Data records:
○ ○ ○

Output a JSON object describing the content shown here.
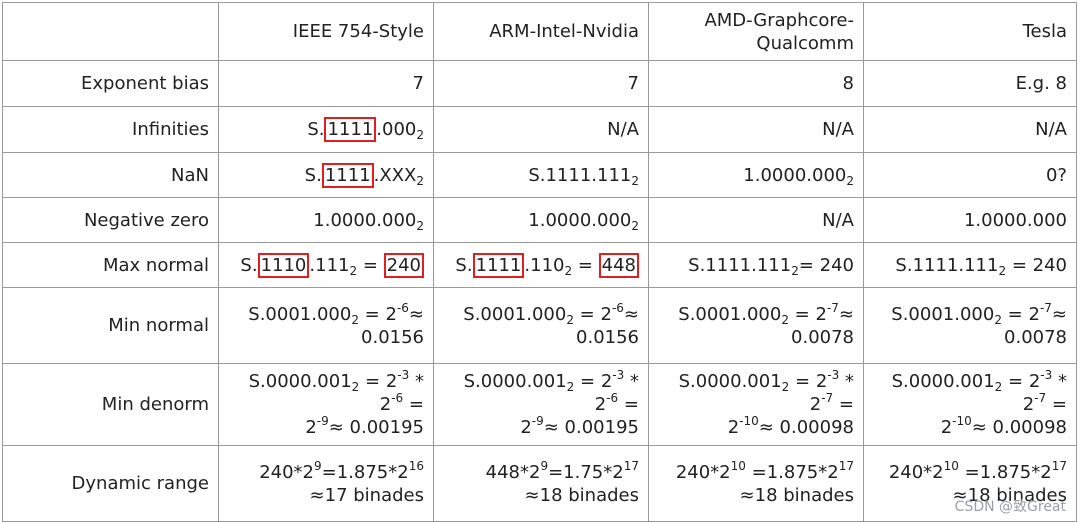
{
  "header": [
    "",
    "IEEE 754-Style",
    "ARM-Intel-Nvidia",
    "AMD-Graphcore-\nQualcomm",
    "Tesla"
  ],
  "labels": {
    "bias": "Exponent bias",
    "inf": "Infinities",
    "nan": "NaN",
    "negzero": "Negative zero",
    "maxnorm": "Max normal",
    "minnorm": "Min normal",
    "mindenorm": "Min denorm",
    "dyn": "Dynamic range"
  },
  "cells": {
    "bias": [
      "7",
      "7",
      "8",
      "E.g. 8"
    ],
    "inf_c1": [
      "S.",
      "1111",
      ".000",
      "2"
    ],
    "na": "N/A",
    "nan_c1": [
      "S.",
      "1111",
      ".XXX",
      "2"
    ],
    "nan_c2": [
      "S.1111.111",
      "2"
    ],
    "nan_c3": [
      "1.0000.000",
      "2"
    ],
    "nan_c4": "0?",
    "negzero": [
      "1.0000.000",
      "2"
    ],
    "negzero_c4": "1.0000.000",
    "max_c1": [
      "S.",
      "1110",
      ".111",
      "2",
      " = ",
      "240"
    ],
    "max_c2": [
      "S.",
      "1111",
      ".110",
      "2",
      " = ",
      "448"
    ],
    "max_c3": [
      "S.1111.111",
      "2",
      "= 240"
    ],
    "max_c4": [
      "S.1111.111",
      "2",
      " = 240"
    ],
    "min_c12": [
      "S.0001.000",
      "2",
      " = 2",
      "-6",
      "≈",
      "0.0156"
    ],
    "min_c34": [
      "S.0001.000",
      "2",
      " = 2",
      "-7",
      "≈",
      "0.0078"
    ],
    "den_a": [
      "S.0000.001",
      "2",
      " = 2",
      "-3",
      " *"
    ],
    "den_b6": [
      "2",
      "-6",
      " ="
    ],
    "den_b7": [
      "2",
      "-7",
      " ="
    ],
    "den_c12": [
      "2",
      "-9",
      "≈ 0.00195"
    ],
    "den_c34": [
      "2",
      "-10",
      "≈ 0.00098"
    ],
    "dyn_c1": [
      "240*2",
      "9",
      "=1.875*2",
      "16",
      "≈17 binades"
    ],
    "dyn_c2": [
      "448*2",
      "9",
      "=1.75*2",
      "17",
      "≈18 binades"
    ],
    "dyn_c34": [
      "240*2",
      "10",
      " =1.875*2",
      "17",
      "≈18 binades"
    ]
  },
  "watermark": "CSDN @致Great"
}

○ ○ ○

__WHAT THE TASK ASKS__. The pictures should not appear in the copy; every other part of the records above must be returned exactly.

__FINAL ANSWER__.
Output a JSON object describing the content shown here.
{
  "header": [
    "",
    "IEEE 754-Style",
    "ARM-Intel-Nvidia",
    "AMD-Graphcore-\nQualcomm",
    "Tesla"
  ],
  "labels": {
    "bias": "Exponent bias",
    "inf": "Infinities",
    "nan": "NaN",
    "negzero": "Negative zero",
    "maxnorm": "Max normal",
    "minnorm": "Min normal",
    "mindenorm": "Min denorm",
    "dyn": "Dynamic range"
  },
  "cells": {
    "bias": [
      "7",
      "7",
      "8",
      "E.g. 8"
    ],
    "inf_c1": [
      "S.",
      "1111",
      ".000",
      "2"
    ],
    "na": "N/A",
    "nan_c1": [
      "S.",
      "1111",
      ".XXX",
      "2"
    ],
    "nan_c2": [
      "S.1111.111",
      "2"
    ],
    "nan_c3": [
      "1.0000.000",
      "2"
    ],
    "nan_c4": "0?",
    "negzero": [
      "1.0000.000",
      "2"
    ],
    "negzero_c4": "1.0000.000",
    "max_c1": [
      "S.",
      "1110",
      ".111",
      "2",
      " = ",
      "240"
    ],
    "max_c2": [
      "S.",
      "1111",
      ".110",
      "2",
      " = ",
      "448"
    ],
    "max_c3": [
      "S.1111.111",
      "2",
      "= 240"
    ],
    "max_c4": [
      "S.1111.111",
      "2",
      " = 240"
    ],
    "min_c12": [
      "S.0001.000",
      "2",
      " = 2",
      "-6",
      "≈",
      "0.0156"
    ],
    "min_c34": [
      "S.0001.000",
      "2",
      " = 2",
      "-7",
      "≈",
      "0.0078"
    ],
    "den_a": [
      "S.0000.001",
      "2",
      " = 2",
      "-3",
      " *"
    ],
    "den_b6": [
      "2",
      "-6",
      " ="
    ],
    "den_b7": [
      "2",
      "-7",
      " ="
    ],
    "den_c12": [
      "2",
      "-9",
      "≈ 0.00195"
    ],
    "den_c34": [
      "2",
      "-10",
      "≈ 0.00098"
    ],
    "dyn_c1": [
      "240*2",
      "9",
      "=1.875*2",
      "16",
      "≈17 binades"
    ],
    "dyn_c2": [
      "448*2",
      "9",
      "=1.75*2",
      "17",
      "≈18 binades"
    ],
    "dyn_c34": [
      "240*2",
      "10",
      " =1.875*2",
      "17",
      "≈18 binades"
    ]
  },
  "watermark": "CSDN @致Great"
}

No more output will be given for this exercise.